**TASK STATEMENT:**
Images must not appear in your copy; reproduce every other part of the records exactly.

Stored entries
------------

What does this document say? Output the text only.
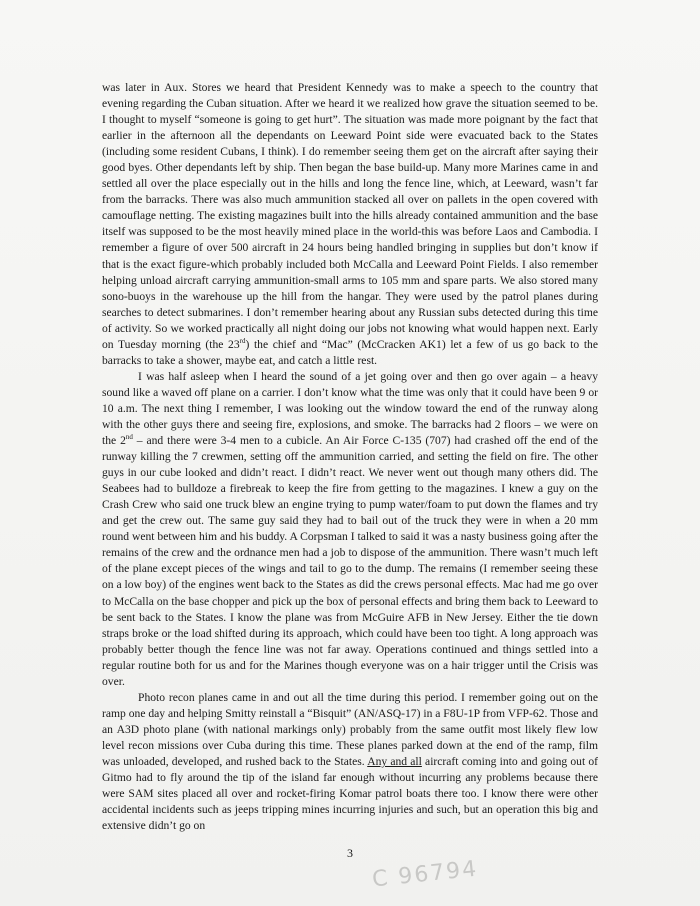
was later in Aux. Stores we heard that President Kennedy was to make a speech to the country that evening regarding the Cuban situation. After we heard it we realized how grave the situation seemed to be. I thought to myself “someone is going to get hurt”. The situation was made more poignant by the fact that earlier in the afternoon all the dependants on Leeward Point side were evacuated back to the States (including some resident Cubans, I think). I do remember seeing them get on the aircraft after saying their good byes. Other dependants left by ship. Then began the base build-up. Many more Marines came in and settled all over the place especially out in the hills and long the fence line, which, at Leeward, wasn’t far from the barracks. There was also much ammunition stacked all over on pallets in the open covered with camouflage netting. The existing magazines built into the hills already contained ammunition and the base itself was supposed to be the most heavily mined place in the world-this was before Laos and Cambodia. I remember a figure of over 500 aircraft in 24 hours being handled bringing in supplies but don’t know if that is the exact figure-which probably included both McCalla and Leeward Point Fields. I also remember helping unload aircraft carrying ammunition-small arms to 105 mm and spare parts. We also stored many sono-buoys in the warehouse up the hill from the hangar. They were used by the patrol planes during searches to detect submarines. I don’t remember hearing about any Russian subs detected during this time of activity. So we worked practically all night doing our jobs not knowing what would happen next. Early on Tuesday morning (the 23rd) the chief and “Mac” (McCracken AK1) let a few of us go back to the barracks to take a shower, maybe eat, and catch a little rest.

I was half asleep when I heard the sound of a jet going over and then go over again – a heavy sound like a waved off plane on a carrier. I don’t know what the time was only that it could have been 9 or 10 a.m. The next thing I remember, I was looking out the window toward the end of the runway along with the other guys there and seeing fire, explosions, and smoke. The barracks had 2 floors – we were on the 2nd – and there were 3-4 men to a cubicle. An Air Force C-135 (707) had crashed off the end of the runway killing the 7 crewmen, setting off the ammunition carried, and setting the field on fire. The other guys in our cube looked and didn’t react. I didn’t react. We never went out though many others did. The Seabees had to bulldoze a firebreak to keep the fire from getting to the magazines. I knew a guy on the Crash Crew who said one truck blew an engine trying to pump water/foam to put down the flames and try and get the crew out. The same guy said they had to bail out of the truck they were in when a 20 mm round went between him and his buddy. A Corpsman I talked to said it was a nasty business going after the remains of the crew and the ordnance men had a job to dispose of the ammunition. There wasn’t much left of the plane except pieces of the wings and tail to go to the dump. The remains (I remember seeing these on a low boy) of the engines went back to the States as did the crews personal effects. Mac had me go over to McCalla on the base chopper and pick up the box of personal effects and bring them back to Leeward to be sent back to the States. I know the plane was from McGuire AFB in New Jersey. Either the tie down straps broke or the load shifted during its approach, which could have been too tight. A long approach was probably better though the fence line was not far away. Operations continued and things settled into a regular routine both for us and for the Marines though everyone was on a hair trigger until the Crisis was over.

Photo recon planes came in and out all the time during this period. I remember going out on the ramp one day and helping Smitty reinstall a “Bisquit” (AN/ASQ-17) in a F8U-1P from VFP-62. Those and an A3D photo plane (with national markings only) probably from the same outfit most likely flew low level recon missions over Cuba during this time. These planes parked down at the end of the ramp, film was unloaded, developed, and rushed back to the States. Any and all aircraft coming into and going out of Gitmo had to fly around the tip of the island far enough without incurring any problems because there were SAM sites placed all over and rocket-firing Komar patrol boats there too. I know there were other accidental incidents such as jeeps tripping mines incurring injuries and such, but an operation this big and extensive didn’t go on

3
C 96794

------------

**TASK OUTPUT:**
What does this document say? Output the text only.
was later in Aux. Stores we heard that President Kennedy was to make a speech to the country that evening regarding the Cuban situation. After we heard it we realized how grave the situation seemed to be. I thought to myself “someone is going to get hurt”. The situation was made more poignant by the fact that earlier in the afternoon all the dependants on Leeward Point side were evacuated back to the States (including some resident Cubans, I think). I do remember seeing them get on the aircraft after saying their good byes. Other dependants left by ship. Then began the base build-up. Many more Marines came in and settled all over the place especially out in the hills and long the fence line, which, at Leeward, wasn’t far from the barracks. There was also much ammunition stacked all over on pallets in the open covered with camouflage netting. The existing magazines built into the hills already contained ammunition and the base itself was supposed to be the most heavily mined place in the world-this was before Laos and Cambodia. I remember a figure of over 500 aircraft in 24 hours being handled bringing in supplies but don’t know if that is the exact figure-which probably included both McCalla and Leeward Point Fields. I also remember helping unload aircraft carrying ammunition-small arms to 105 mm and spare parts. We also stored many sono-buoys in the warehouse up the hill from the hangar. They were used by the patrol planes during searches to detect submarines. I don’t remember hearing about any Russian subs detected during this time of activity. So we worked practically all night doing our jobs not knowing what would happen next. Early on Tuesday morning (the 23rd) the chief and “Mac” (McCracken AK1) let a few of us go back to the barracks to take a shower, maybe eat, and catch a little rest.

I was half asleep when I heard the sound of a jet going over and then go over again – a heavy sound like a waved off plane on a carrier. I don’t know what the time was only that it could have been 9 or 10 a.m. The next thing I remember, I was looking out the window toward the end of the runway along with the other guys there and seeing fire, explosions, and smoke. The barracks had 2 floors – we were on the 2nd – and there were 3-4 men to a cubicle. An Air Force C-135 (707) had crashed off the end of the runway killing the 7 crewmen, setting off the ammunition carried, and setting the field on fire. The other guys in our cube looked and didn’t react. I didn’t react. We never went out though many others did. The Seabees had to bulldoze a firebreak to keep the fire from getting to the magazines. I knew a guy on the Crash Crew who said one truck blew an engine trying to pump water/foam to put down the flames and try and get the crew out. The same guy said they had to bail out of the truck they were in when a 20 mm round went between him and his buddy. A Corpsman I talked to said it was a nasty business going after the remains of the crew and the ordnance men had a job to dispose of the ammunition. There wasn’t much left of the plane except pieces of the wings and tail to go to the dump. The remains (I remember seeing these on a low boy) of the engines went back to the States as did the crews personal effects. Mac had me go over to McCalla on the base chopper and pick up the box of personal effects and bring them back to Leeward to be sent back to the States. I know the plane was from McGuire AFB in New Jersey. Either the tie down straps broke or the load shifted during its approach, which could have been too tight. A long approach was probably better though the fence line was not far away. Operations continued and things settled into a regular routine both for us and for the Marines though everyone was on a hair trigger until the Crisis was over.

Photo recon planes came in and out all the time during this period. I remember going out on the ramp one day and helping Smitty reinstall a “Bisquit” (AN/ASQ-17) in a F8U-1P from VFP-62. Those and an A3D photo plane (with national markings only) probably from the same outfit most likely flew low level recon missions over Cuba during this time. These planes parked down at the end of the ramp, film was unloaded, developed, and rushed back to the States. Any and all aircraft coming into and going out of Gitmo had to fly around the tip of the island far enough without incurring any problems because there were SAM sites placed all over and rocket-firing Komar patrol boats there too. I know there were other accidental incidents such as jeeps tripping mines incurring injuries and such, but an operation this big and extensive didn’t go on

3
C 96794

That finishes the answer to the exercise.